Job
Determine the number of lines containing the word "Genetic", and state that figure alone.

Entries
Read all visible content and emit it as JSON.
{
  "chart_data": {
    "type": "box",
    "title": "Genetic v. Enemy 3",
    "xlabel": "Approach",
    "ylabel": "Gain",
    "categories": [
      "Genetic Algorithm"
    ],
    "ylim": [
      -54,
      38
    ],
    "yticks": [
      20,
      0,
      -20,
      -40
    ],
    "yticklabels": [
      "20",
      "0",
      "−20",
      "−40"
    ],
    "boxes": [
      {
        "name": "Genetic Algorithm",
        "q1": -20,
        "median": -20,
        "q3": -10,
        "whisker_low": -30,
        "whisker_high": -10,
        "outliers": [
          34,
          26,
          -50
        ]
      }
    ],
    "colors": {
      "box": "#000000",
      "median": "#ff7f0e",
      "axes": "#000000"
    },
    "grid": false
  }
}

Worked answer
3